ACTIVITY LIST
1. In the text on array and generic variance, transcribe the passage from "Suddenly you have" to "arr:Array[Int] = Array[Int](1,2,3)".
2. List the names of the functions whose full signatures (return type and parameters) are declared in the text on array and generic variance.

SELECTED PASSAGE
.....

Why Are Arrays Covariant But Generics Are Invariant

Why are arrays covariant but generics are invariant?

Via wikipedia:

Early versions of Java and C# did not include generics (a.k.a. parametric polymorphism).

In such a setting, making arrays invariant rules out useful polymorphic programs.
For example, consider writing a function to shuffle an array, or a function that tests two arrays for equality using the Object.equals method on the elements. The implementation does not depend on the exact type of element stored in the array, so it should be possible to write a single function that works on all types of arrays. It is easy to implement functions of type

boolean equalArrays (Object[] a1, Object[] a2);
void shuffleArray(Object[] a);

However, if array types were treated as invariant, it would only be possible to call these functions on an array of exactly the type Object[]. One could not, for example, shuffle an array of strings.

Therefore, both Java and C# treat array types covariantly. For instance, in C# string[] is a subtype of object[], and in Java String[] is a subtype of Object[].

This answers the question "Why are arrays covariant?", or more accurately, "Why were arrays made covariant at the time?"

When generics were introduced, they were purposefully not made covariant for reasons pointed out in this answer by Jon Skeet:

No, a List<Dog> is not a List<Animal>. Consider what you can do with a List<Animal> - you can add any animal to it... including a cat. Now, can you logically add a cat to a litter of puppies? Absolutely not.

// Illegal code - because otherwise life would be Bad
List<Dog> dogs = new List<Dog>();
List<Animal> animals = dogs; // Awooga awooga
animals.add(new Cat());
Dog dog = dogs.get(0); // This should be safe, right?

Suddenly you have a very confused cat.

The original motivation for making arrays covariant described in the wikipedia article didn't apply to generics because wildcards made the expression of covariance (and contravariance) possible, for example:

boolean equalLists(List<?> l1, List<?> l2);
void shuffleList(List<?> l);

Why are Arrays invariant, but Lists covariant?

Because it would break type-safety otherwise.
If not, you would be able to do something like this:

val arr:Array[Int] = Array[Int](1,2,3)
val arr2:Array[Any] = arr
arr2(0) = 2.54

and the compiler can't catch it.

On the other hand, lists are immutable, so you can't add something that is not Int

Java covariant array bad?

.....

Data records

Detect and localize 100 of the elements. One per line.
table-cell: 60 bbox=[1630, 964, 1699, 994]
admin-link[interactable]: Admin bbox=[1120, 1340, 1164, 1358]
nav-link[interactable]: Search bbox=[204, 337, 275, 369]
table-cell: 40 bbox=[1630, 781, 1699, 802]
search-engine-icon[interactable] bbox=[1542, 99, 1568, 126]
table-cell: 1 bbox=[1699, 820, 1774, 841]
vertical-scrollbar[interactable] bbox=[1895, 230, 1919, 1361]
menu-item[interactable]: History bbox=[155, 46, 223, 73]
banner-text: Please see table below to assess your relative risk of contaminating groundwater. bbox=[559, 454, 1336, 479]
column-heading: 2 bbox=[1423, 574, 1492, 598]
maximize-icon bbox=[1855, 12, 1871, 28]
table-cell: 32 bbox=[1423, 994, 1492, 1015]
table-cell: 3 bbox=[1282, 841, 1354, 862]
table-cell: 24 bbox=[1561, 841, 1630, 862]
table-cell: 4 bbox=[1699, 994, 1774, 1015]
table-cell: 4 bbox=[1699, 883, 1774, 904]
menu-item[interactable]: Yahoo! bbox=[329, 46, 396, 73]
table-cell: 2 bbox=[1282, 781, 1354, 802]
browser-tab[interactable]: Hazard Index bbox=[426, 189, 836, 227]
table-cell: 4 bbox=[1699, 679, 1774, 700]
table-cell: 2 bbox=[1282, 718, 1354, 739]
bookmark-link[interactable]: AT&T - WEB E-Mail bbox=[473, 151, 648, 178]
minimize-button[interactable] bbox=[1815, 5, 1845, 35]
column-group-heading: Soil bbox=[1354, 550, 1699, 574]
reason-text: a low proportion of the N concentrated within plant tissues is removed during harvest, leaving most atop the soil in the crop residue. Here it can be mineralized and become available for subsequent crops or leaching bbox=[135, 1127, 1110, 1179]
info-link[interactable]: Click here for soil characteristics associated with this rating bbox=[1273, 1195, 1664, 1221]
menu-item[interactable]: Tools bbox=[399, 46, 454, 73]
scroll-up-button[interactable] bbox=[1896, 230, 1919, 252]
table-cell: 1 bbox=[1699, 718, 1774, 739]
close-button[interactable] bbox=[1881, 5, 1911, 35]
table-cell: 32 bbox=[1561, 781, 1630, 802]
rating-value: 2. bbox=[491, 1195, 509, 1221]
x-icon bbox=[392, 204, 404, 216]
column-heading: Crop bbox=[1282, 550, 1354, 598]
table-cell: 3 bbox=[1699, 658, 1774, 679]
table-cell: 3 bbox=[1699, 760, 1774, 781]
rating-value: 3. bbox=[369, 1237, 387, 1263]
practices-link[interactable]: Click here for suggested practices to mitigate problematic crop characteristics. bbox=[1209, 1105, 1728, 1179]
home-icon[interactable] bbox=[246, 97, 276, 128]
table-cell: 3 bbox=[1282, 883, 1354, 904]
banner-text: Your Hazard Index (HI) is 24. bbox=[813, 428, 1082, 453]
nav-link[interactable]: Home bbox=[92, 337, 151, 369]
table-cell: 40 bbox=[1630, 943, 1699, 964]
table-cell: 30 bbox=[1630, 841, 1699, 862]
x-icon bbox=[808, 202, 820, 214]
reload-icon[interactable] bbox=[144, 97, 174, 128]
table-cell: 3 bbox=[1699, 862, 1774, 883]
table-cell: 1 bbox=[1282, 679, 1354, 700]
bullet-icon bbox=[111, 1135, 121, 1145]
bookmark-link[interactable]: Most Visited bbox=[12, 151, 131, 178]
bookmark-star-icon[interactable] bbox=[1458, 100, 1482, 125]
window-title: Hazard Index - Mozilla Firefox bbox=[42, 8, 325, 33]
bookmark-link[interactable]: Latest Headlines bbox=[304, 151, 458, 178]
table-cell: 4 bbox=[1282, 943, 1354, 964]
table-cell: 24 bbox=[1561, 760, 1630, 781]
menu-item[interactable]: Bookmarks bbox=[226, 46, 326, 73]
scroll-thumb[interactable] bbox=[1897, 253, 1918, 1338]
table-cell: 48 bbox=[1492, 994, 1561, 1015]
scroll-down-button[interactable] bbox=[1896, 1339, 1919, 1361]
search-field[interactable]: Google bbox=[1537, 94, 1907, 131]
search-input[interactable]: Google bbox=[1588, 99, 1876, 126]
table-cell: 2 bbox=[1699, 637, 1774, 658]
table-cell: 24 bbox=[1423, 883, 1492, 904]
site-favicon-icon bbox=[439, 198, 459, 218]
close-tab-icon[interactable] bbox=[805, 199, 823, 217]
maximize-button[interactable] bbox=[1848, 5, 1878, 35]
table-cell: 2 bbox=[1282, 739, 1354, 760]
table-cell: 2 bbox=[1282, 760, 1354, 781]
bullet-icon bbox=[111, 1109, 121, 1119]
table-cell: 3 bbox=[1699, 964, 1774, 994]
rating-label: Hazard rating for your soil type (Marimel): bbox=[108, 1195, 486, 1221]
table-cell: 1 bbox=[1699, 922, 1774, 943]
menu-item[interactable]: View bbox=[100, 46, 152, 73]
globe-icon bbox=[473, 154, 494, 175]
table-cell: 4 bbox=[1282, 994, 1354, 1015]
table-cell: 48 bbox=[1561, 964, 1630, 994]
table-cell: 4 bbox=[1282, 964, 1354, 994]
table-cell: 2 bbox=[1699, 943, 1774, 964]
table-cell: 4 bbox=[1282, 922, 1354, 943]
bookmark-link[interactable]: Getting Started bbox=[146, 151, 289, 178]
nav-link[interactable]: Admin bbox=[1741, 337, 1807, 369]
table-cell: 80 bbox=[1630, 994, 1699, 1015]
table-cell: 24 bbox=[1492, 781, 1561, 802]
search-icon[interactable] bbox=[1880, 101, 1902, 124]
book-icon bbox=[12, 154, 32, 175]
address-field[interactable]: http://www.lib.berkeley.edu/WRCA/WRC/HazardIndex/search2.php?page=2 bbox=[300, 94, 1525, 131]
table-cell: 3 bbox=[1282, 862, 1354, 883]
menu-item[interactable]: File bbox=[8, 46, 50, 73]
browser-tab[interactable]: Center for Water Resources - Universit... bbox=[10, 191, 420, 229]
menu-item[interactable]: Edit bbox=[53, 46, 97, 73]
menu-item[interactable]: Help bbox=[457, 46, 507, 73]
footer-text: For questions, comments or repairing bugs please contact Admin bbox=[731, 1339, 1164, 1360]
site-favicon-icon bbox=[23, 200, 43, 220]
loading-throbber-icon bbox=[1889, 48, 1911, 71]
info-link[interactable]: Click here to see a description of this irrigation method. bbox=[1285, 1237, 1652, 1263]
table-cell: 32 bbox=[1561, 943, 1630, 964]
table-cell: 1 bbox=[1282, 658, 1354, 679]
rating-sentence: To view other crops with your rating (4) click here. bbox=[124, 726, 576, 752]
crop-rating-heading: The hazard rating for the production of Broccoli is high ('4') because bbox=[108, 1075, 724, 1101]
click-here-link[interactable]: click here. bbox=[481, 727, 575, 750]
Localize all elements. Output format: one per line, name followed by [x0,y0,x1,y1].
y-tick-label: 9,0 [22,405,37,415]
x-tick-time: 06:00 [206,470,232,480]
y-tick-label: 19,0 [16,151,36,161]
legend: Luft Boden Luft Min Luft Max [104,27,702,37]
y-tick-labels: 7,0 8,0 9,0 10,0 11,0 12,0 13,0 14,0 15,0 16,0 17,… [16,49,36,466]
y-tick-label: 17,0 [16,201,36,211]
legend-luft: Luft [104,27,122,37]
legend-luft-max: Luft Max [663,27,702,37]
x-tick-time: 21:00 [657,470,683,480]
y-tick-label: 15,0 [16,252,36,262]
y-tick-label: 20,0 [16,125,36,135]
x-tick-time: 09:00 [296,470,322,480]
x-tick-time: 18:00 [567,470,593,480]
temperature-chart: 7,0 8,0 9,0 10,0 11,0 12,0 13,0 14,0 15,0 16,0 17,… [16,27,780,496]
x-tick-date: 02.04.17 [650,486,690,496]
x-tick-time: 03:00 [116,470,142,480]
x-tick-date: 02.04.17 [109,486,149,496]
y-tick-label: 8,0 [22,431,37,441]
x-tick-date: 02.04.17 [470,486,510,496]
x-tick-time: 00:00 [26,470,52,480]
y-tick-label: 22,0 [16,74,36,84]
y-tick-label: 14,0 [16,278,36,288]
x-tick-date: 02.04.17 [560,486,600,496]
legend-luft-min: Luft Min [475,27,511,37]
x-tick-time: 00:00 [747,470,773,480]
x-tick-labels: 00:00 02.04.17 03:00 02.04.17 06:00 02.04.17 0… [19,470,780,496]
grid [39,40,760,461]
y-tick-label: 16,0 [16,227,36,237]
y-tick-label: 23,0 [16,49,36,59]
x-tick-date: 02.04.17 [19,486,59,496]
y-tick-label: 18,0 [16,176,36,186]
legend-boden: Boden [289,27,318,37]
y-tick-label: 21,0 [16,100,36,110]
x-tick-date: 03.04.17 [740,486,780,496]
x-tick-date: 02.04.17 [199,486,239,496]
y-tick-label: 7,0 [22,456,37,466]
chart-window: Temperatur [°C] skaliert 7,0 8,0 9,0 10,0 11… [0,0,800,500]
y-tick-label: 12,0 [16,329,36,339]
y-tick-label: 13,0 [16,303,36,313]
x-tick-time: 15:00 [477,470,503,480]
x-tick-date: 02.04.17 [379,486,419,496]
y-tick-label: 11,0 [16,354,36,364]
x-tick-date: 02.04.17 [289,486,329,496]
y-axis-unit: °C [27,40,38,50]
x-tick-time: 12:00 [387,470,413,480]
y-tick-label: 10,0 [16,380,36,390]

.....

SOLUTIONS TO THE TASKS
1.
Suddenly you have a very confused cat.

The original motivation for making arrays covariant described in the wikipedia article didn't apply to generics because wildcards made the expression of covariance (and contravariance) possible, for example:

boolean equalLists(List<?> l1, List<?> l2);
void shuffleList(List<?> l);

Why are Arrays invariant, but Lists covariant?

Because it would break type-safety otherwise.
If not, you would be able to do something like this:

val arr:Array[Int] = Array[Int](1,2,3)

2.
equalArrays
shuffleArray
equalLists
shuffleList